### PROBLEM DETAILS
Count every line that has "consisting" in it and give the total, nothing more.

═════ INPUT RECORDS

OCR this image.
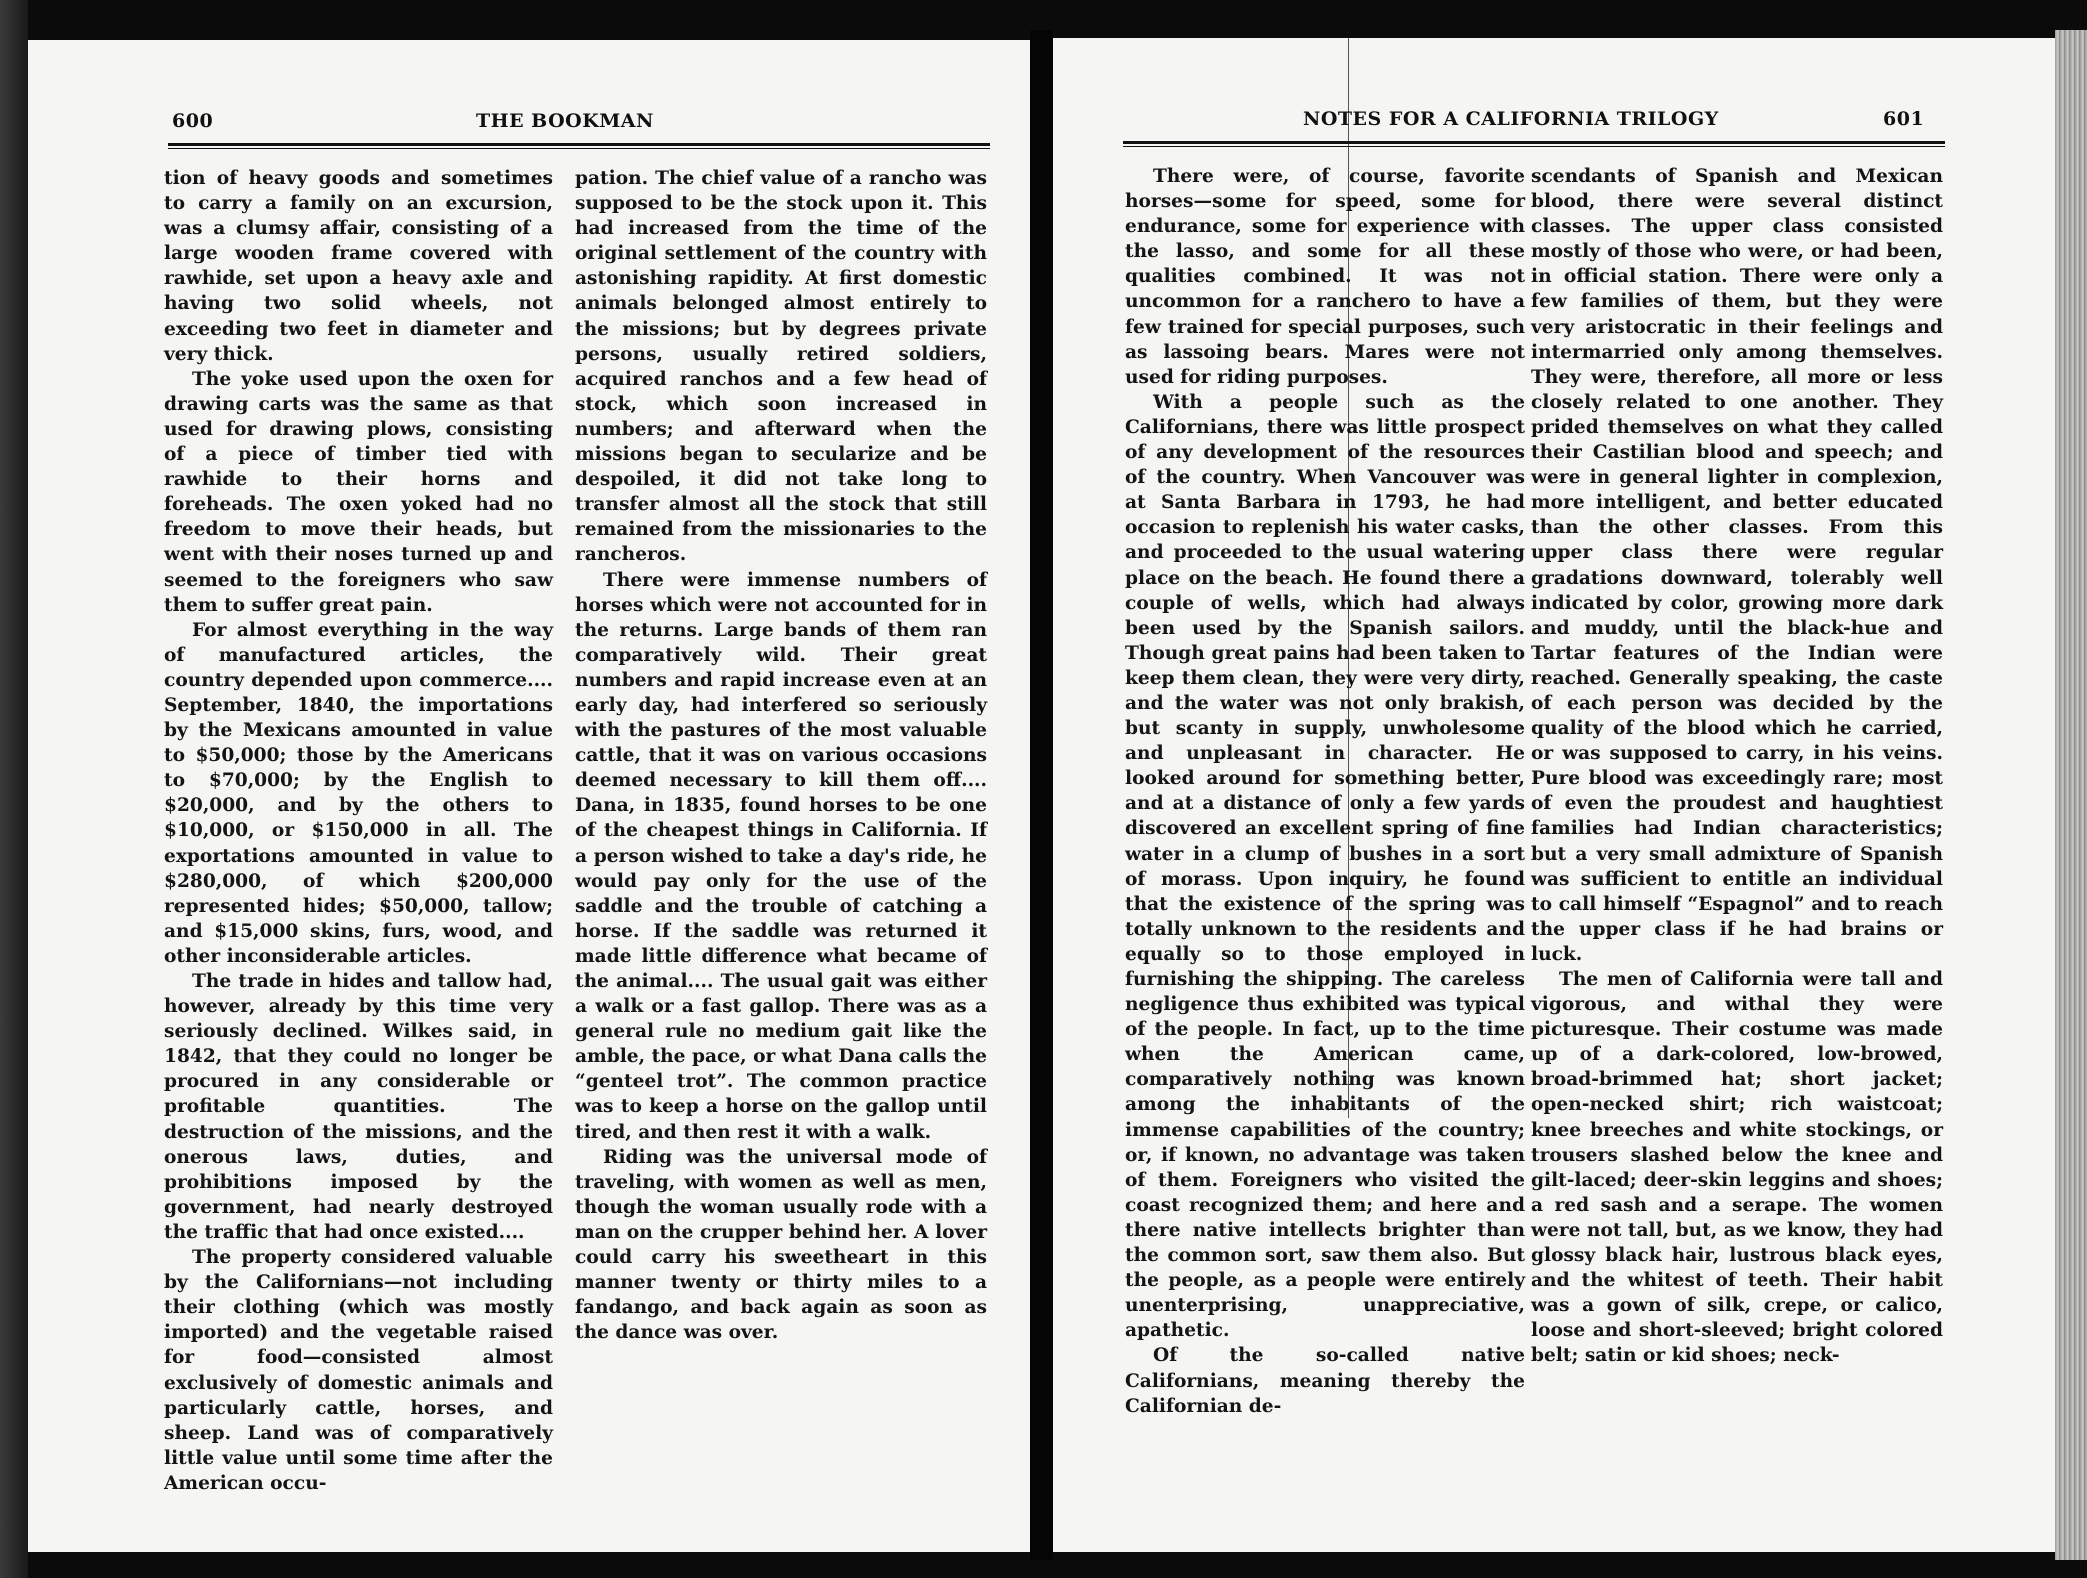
600	THE BOOKMAN

tion of heavy goods and sometimes to carry a family on an excursion, was a clumsy affair, consisting of a large wooden frame covered with rawhide, set upon a heavy axle and having two solid wheels, not exceeding two feet in diameter and very thick.

The yoke used upon the oxen for drawing carts was the same as that used for drawing plows, consisting of a piece of timber tied with rawhide to their horns and foreheads. The oxen yoked had no freedom to move their heads, but went with their noses turned up and seemed to the foreigners who saw them to suffer great pain.

For almost everything in the way of manufactured articles, the country depended upon commerce.... September, 1840, the importations by the Mexicans amounted in value to $50,000; those by the Americans to $70,000; by the English to $20,000, and by the others to $10,000, or $150,000 in all. The exportations amounted in value to $280,000, of which $200,000 represented hides; $50,000, tallow; and $15,000 skins, furs, wood, and other inconsiderable articles.

The trade in hides and tallow had, however, already by this time very seriously declined. Wilkes said, in 1842, that they could no longer be procured in any considerable or profitable quantities. The destruction of the missions, and the onerous laws, duties, and prohibitions imposed by the government, had nearly destroyed the traffic that had once existed....

The property considered valuable by the Californians—not including their clothing (which was mostly imported) and the vegetable raised for food—consisted almost exclusively of domestic animals and particularly cattle, horses, and sheep. Land was of comparatively little value until some time after the American occu-

pation. The chief value of a rancho was supposed to be the stock upon it. This had increased from the time of the original settlement of the country with astonishing rapidity. At first domestic animals belonged almost entirely to the missions; but by degrees private persons, usually retired soldiers, acquired ranchos and a few head of stock, which soon increased in numbers; and afterward when the missions began to secularize and be despoiled, it did not take long to transfer almost all the stock that still remained from the missionaries to the rancheros.

There were immense numbers of horses which were not accounted for in the returns. Large bands of them ran comparatively wild. Their great numbers and rapid increase even at an early day, had interfered so seriously with the pastures of the most valuable cattle, that it was on various occasions deemed necessary to kill them off.... Dana, in 1835, found horses to be one of the cheapest things in California. If a person wished to take a day's ride, he would pay only for the use of the saddle and the trouble of catching a horse. If the saddle was returned it made little difference what became of the animal.... The usual gait was either a walk or a fast gallop. There was as a general rule no medium gait like the amble, the pace, or what Dana calls the “genteel trot”. The common practice was to keep a horse on the gallop until tired, and then rest it with a walk.

Riding was the universal mode of traveling, with women as well as men, though the woman usually rode with a man on the crupper behind her. A lover could carry his sweetheart in this manner twenty or thirty miles to a fandango, and back again as soon as the dance was over.

NOTES FOR A CALIFORNIA TRILOGY	601

There were, of course, favorite horses—some for speed, some for endurance, some for experience with the lasso, and some for all these qualities combined. It was not uncommon for a ranchero to have a few trained for special purposes, such as lassoing bears. Mares were not used for riding purposes.

With a people such as the Californians, there was little prospect of any development of the resources of the country. When Vancouver was at Santa Barbara in 1793, he had occasion to replenish his water casks, and proceeded to the usual watering place on the beach. He found there a couple of wells, which had always been used by the Spanish sailors. Though great pains had been taken to keep them clean, they were very dirty, and the water was not only brakish, but scanty in supply, unwholesome and unpleasant in character. He looked around for something better, and at a distance of only a few yards discovered an excellent spring of fine water in a clump of bushes in a sort of morass. Upon inquiry, he found that the existence of the spring was totally unknown to the residents and equally so to those employed in furnishing the shipping. The careless negligence thus exhibited was typical of the people. In fact, up to the time when the American came, comparatively nothing was known among the inhabitants of the immense capabilities of the country; or, if known, no advantage was taken of them. Foreigners who visited the coast recognized them; and here and there native intellects brighter than the common sort, saw them also. But the people, as a people were entirely unenterprising, unappreciative, apathetic.

Of the so-called native Californians, meaning thereby the Californian de-

scendants of Spanish and Mexican blood, there were several distinct classes. The upper class consisted mostly of those who were, or had been, in official station. There were only a few families of them, but they were very aristocratic in their feelings and intermarried only among themselves. They were, therefore, all more or less closely related to one another. They prided themselves on what they called their Castilian blood and speech; and were in general lighter in complexion, more intelligent, and better educated than the other classes. From this upper class there were regular gradations downward, tolerably well indicated by color, growing more dark and muddy, until the black-hue and Tartar features of the Indian were reached. Generally speaking, the caste of each person was decided by the quality of the blood which he carried, or was supposed to carry, in his veins. Pure blood was exceedingly rare; most of even the proudest and haughtiest families had Indian characteristics; but a very small admixture of Spanish was sufficient to entitle an individual to call himself “Espagnol” and to reach the upper class if he had brains or luck.

The men of California were tall and vigorous, and withal they were picturesque. Their costume was made up of a dark-colored, low-browed, broad-brimmed hat; short jacket; open-necked shirt; rich waistcoat; knee breeches and white stockings, or trousers slashed below the knee and gilt-laced; deer-skin leggins and shoes; a red sash and a serape. The women were not tall, but, as we know, they had glossy black hair, lustrous black eyes, and the whitest of teeth. Their habit was a gown of silk, crepe, or calico, loose and short-sleeved; bright colored belt; satin or kid shoes; neck-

══════════

### EXPECTED ANSWER
2